## Goal
Lift out all lines below that contain "John".

:::::

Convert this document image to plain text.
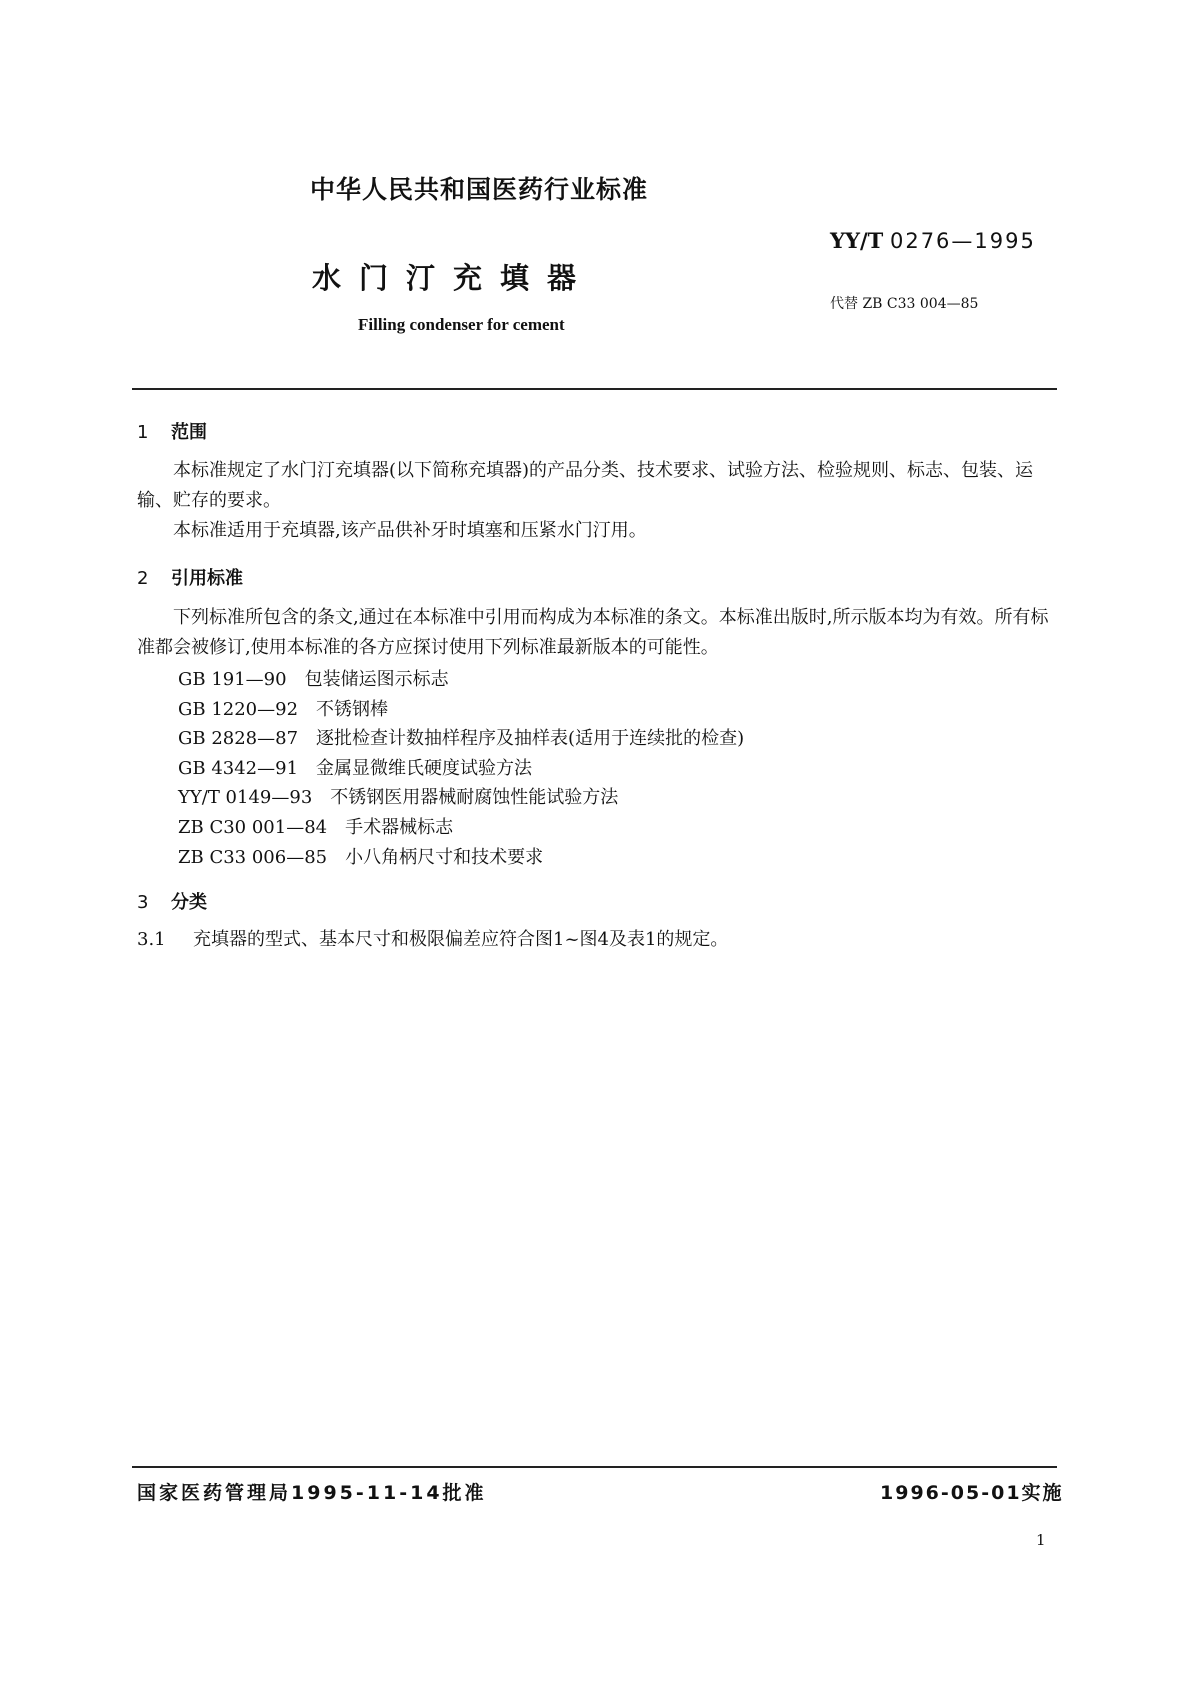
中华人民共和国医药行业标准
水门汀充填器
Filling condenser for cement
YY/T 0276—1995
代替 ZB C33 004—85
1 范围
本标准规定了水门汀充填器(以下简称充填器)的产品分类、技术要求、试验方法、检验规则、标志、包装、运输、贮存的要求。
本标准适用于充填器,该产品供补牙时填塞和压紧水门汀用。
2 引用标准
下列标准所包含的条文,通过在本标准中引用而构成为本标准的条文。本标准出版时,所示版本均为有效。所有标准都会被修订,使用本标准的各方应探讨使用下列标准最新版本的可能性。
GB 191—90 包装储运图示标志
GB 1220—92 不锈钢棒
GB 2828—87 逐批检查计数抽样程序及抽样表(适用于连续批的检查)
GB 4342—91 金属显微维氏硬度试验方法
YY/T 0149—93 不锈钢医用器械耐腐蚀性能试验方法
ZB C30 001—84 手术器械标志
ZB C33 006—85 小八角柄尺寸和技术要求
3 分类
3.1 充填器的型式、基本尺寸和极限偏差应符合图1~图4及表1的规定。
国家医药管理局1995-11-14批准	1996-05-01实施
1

:::::

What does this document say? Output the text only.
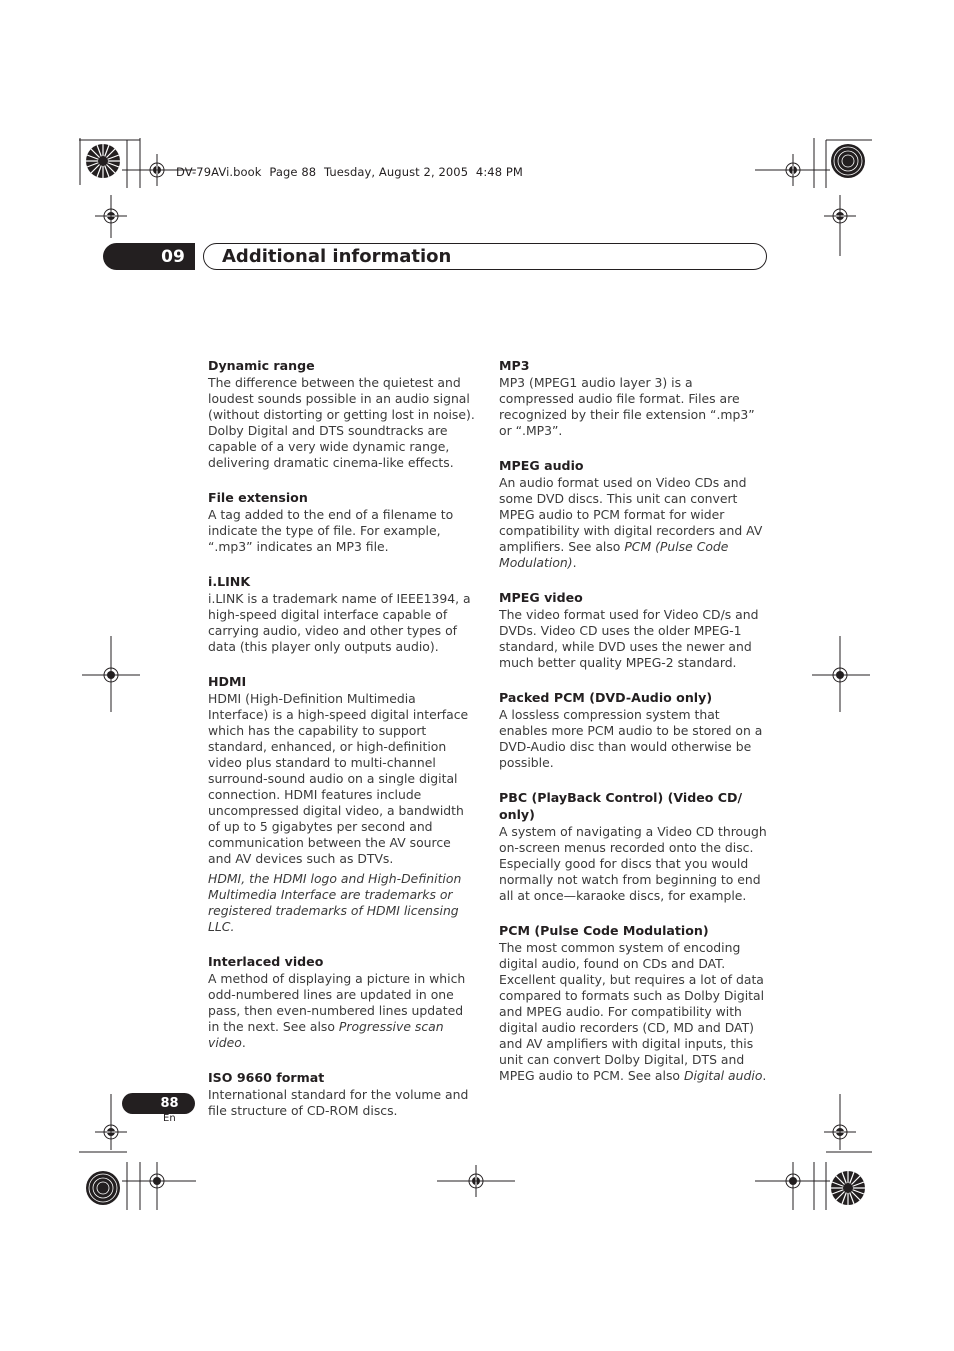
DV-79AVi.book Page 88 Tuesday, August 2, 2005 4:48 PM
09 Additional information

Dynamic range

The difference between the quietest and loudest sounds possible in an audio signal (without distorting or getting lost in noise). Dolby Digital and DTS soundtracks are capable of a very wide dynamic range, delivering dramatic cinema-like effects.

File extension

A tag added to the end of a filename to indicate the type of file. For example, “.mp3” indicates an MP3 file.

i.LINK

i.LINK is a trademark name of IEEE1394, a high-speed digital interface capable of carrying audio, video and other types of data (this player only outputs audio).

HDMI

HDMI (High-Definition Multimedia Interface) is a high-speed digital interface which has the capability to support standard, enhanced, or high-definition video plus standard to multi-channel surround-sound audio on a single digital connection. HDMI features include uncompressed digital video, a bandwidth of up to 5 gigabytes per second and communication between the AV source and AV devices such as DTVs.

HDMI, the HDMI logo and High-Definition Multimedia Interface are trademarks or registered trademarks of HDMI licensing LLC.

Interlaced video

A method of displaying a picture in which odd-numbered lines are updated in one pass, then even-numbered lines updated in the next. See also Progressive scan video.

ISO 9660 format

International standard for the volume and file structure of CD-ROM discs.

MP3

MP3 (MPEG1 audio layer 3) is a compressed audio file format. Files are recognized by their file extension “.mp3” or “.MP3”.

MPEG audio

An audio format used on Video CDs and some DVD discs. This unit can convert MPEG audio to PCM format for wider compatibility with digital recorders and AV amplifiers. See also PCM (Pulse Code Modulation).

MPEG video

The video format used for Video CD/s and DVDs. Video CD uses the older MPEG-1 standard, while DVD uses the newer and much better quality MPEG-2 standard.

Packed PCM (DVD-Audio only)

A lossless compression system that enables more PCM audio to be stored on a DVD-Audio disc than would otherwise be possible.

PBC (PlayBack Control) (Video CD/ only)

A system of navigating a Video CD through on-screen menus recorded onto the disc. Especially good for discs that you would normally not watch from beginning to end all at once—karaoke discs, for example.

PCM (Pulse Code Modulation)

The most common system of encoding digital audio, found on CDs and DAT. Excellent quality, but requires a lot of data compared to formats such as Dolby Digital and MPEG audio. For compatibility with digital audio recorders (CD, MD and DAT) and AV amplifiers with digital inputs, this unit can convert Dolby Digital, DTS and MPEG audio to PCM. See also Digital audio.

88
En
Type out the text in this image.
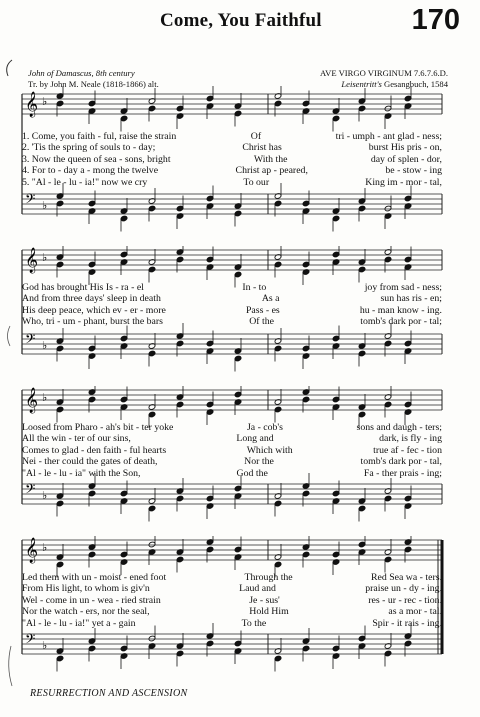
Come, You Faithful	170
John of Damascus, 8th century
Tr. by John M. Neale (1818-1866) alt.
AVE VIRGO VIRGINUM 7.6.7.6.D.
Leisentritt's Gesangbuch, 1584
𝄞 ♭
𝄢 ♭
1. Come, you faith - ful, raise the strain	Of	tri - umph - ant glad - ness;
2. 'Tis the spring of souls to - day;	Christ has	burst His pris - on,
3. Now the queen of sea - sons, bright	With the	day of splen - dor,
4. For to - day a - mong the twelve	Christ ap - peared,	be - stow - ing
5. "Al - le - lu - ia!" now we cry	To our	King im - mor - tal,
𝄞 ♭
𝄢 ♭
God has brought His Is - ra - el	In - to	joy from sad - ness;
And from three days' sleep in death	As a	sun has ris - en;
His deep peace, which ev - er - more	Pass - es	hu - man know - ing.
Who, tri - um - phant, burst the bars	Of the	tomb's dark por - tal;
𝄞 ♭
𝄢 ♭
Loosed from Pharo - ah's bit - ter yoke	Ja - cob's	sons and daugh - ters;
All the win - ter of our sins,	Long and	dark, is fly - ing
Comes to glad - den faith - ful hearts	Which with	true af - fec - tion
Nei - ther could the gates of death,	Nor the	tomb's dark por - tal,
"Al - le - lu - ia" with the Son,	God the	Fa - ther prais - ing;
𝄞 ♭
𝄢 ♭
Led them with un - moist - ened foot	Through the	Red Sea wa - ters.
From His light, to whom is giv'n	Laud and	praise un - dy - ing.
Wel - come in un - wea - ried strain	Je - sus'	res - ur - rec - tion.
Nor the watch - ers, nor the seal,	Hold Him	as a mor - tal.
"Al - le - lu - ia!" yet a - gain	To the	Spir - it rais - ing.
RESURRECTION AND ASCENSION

:::::

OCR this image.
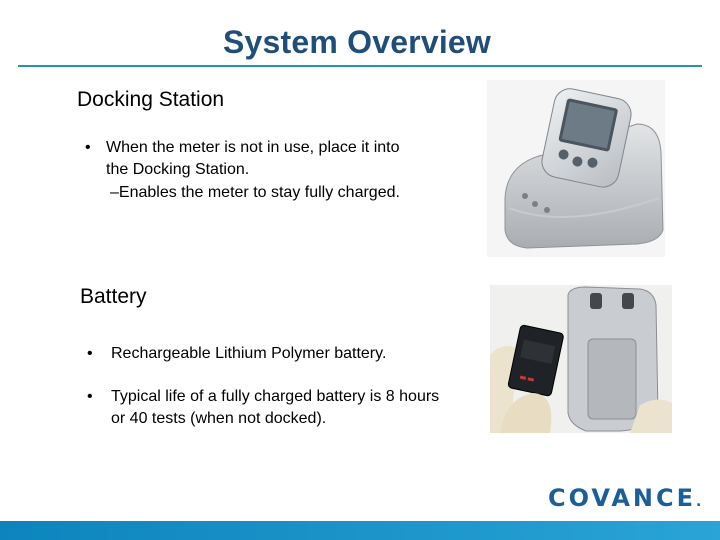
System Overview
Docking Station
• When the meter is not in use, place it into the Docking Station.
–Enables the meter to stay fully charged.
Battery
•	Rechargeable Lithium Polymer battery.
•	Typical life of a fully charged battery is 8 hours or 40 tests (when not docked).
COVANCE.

:::::

## Expected answer
John of Damascus, 8th century
Tr. by John M. Neale (1818-1866) alt.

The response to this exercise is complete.